» WORK REQUIRED
Copy every one of the items below line for line, without changing anything, and leave out the pictures.

» RECORDS SUPPLIED
^^^^^^^^^^^^^^^^
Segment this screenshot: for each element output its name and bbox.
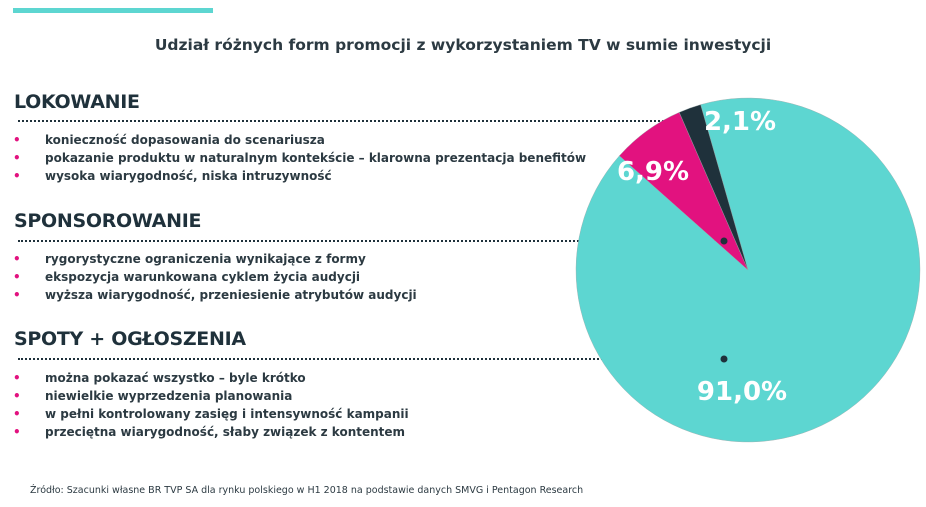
pie-slice-3 <box>678 104 749 271</box>
bullet-icon: • <box>13 169 21 183</box>
bullet-icon: • <box>13 151 21 165</box>
bullet-icon: • <box>13 371 21 385</box>
leader-dot-2 <box>720 355 728 363</box>
source-note: Źródło: Szacunki własne BR TVP SA dla ry… <box>30 485 584 496</box>
leader-line-spoty <box>18 358 722 360</box>
list-item: • wysoka wiarygodność, niska intruzywność <box>13 169 332 183</box>
bullet-icon: • <box>13 133 21 147</box>
list-item: • ekspozycja warunkowana cyklem życia aud… <box>13 270 361 284</box>
list-item: • pokazanie produktu w naturalnym kontekś… <box>13 151 587 165</box>
list-sponsorowanie: • rygorystyczne ograniczenia wynikające z… <box>0 250 417 304</box>
bullet-icon: • <box>13 389 21 403</box>
bullet-icon: • <box>13 270 21 284</box>
leader-line-sponsorowanie <box>18 240 722 242</box>
heading-sponsorowanie: SPONSOROWANIE <box>14 210 202 232</box>
list-lokowanie: • konieczność dopasowania do scenariusza … <box>0 131 586 185</box>
list-item: • przeciętna wiarygodność, słaby związek … <box>13 425 406 439</box>
heading-lokowanie: LOKOWANIE <box>14 91 140 113</box>
list-item: • wyższa wiarygodność, przeniesienie atry… <box>13 288 417 302</box>
bullet-icon: • <box>13 288 21 302</box>
leader-dot-1 <box>720 237 728 245</box>
list-item: • niewielkie wyprzedzenia planowania <box>13 389 293 403</box>
leader-line-lokowanie <box>18 120 680 122</box>
list-item: • konieczność dopasowania do scenariusza <box>13 133 325 147</box>
list-item: • rygorystyczne ograniczenia wynikające z… <box>13 252 366 266</box>
bullet-icon: • <box>13 407 21 421</box>
bullet-icon: • <box>13 425 21 439</box>
chart-title: Udział różnych form promocji z wykorzyst… <box>154 36 772 54</box>
bullet-icon: • <box>13 252 21 266</box>
list-item: • w pełni kontrolowany zasięg i intensywn… <box>13 407 409 421</box>
list-spoty: • można pokazać wszystko – byle krótko • n… <box>0 369 409 441</box>
pie-label-3: 2,1% <box>704 107 776 137</box>
accent-bar <box>13 8 213 13</box>
list-item: • można pokazać wszystko – byle krótko <box>13 371 306 385</box>
heading-spoty: SPOTY + OGŁOSZENIA <box>14 328 246 350</box>
pie-label-1: 91,0% <box>697 377 787 407</box>
pie-label-2: 6,9% <box>617 157 689 187</box>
^^^^^^^^^^^^^^^^
» RESULT OF THIS TASK
Segment this screenshot: for each element output its name and bbox.
pie-slice-3 <box>678 104 749 271</box>
bullet-icon: • <box>13 169 21 183</box>
bullet-icon: • <box>13 151 21 165</box>
bullet-icon: • <box>13 371 21 385</box>
leader-dot-2 <box>720 355 728 363</box>
source-note: Źródło: Szacunki własne BR TVP SA dla ry… <box>30 485 584 496</box>
leader-line-spoty <box>18 358 722 360</box>
list-item: • wysoka wiarygodność, niska intruzywność <box>13 169 332 183</box>
bullet-icon: • <box>13 133 21 147</box>
list-item: • ekspozycja warunkowana cyklem życia aud… <box>13 270 361 284</box>
list-item: • pokazanie produktu w naturalnym kontekś… <box>13 151 587 165</box>
list-sponsorowanie: • rygorystyczne ograniczenia wynikające z… <box>0 250 417 304</box>
bullet-icon: • <box>13 389 21 403</box>
bullet-icon: • <box>13 270 21 284</box>
leader-line-sponsorowanie <box>18 240 722 242</box>
heading-sponsorowanie: SPONSOROWANIE <box>14 210 202 232</box>
list-lokowanie: • konieczność dopasowania do scenariusza … <box>0 131 586 185</box>
list-item: • przeciętna wiarygodność, słaby związek … <box>13 425 406 439</box>
heading-lokowanie: LOKOWANIE <box>14 91 140 113</box>
list-item: • wyższa wiarygodność, przeniesienie atry… <box>13 288 417 302</box>
bullet-icon: • <box>13 288 21 302</box>
leader-dot-1 <box>720 237 728 245</box>
list-item: • niewielkie wyprzedzenia planowania <box>13 389 293 403</box>
leader-line-lokowanie <box>18 120 680 122</box>
list-item: • konieczność dopasowania do scenariusza <box>13 133 325 147</box>
list-item: • rygorystyczne ograniczenia wynikające z… <box>13 252 366 266</box>
bullet-icon: • <box>13 407 21 421</box>
bullet-icon: • <box>13 425 21 439</box>
chart-title: Udział różnych form promocji z wykorzyst… <box>154 36 772 54</box>
bullet-icon: • <box>13 252 21 266</box>
list-item: • w pełni kontrolowany zasięg i intensywn… <box>13 407 409 421</box>
list-spoty: • można pokazać wszystko – byle krótko • n… <box>0 369 409 441</box>
pie-label-3: 2,1% <box>704 107 776 137</box>
accent-bar <box>13 8 213 13</box>
list-item: • można pokazać wszystko – byle krótko <box>13 371 306 385</box>
heading-spoty: SPOTY + OGŁOSZENIA <box>14 328 246 350</box>
pie-label-1: 91,0% <box>697 377 787 407</box>
pie-label-2: 6,9% <box>617 157 689 187</box>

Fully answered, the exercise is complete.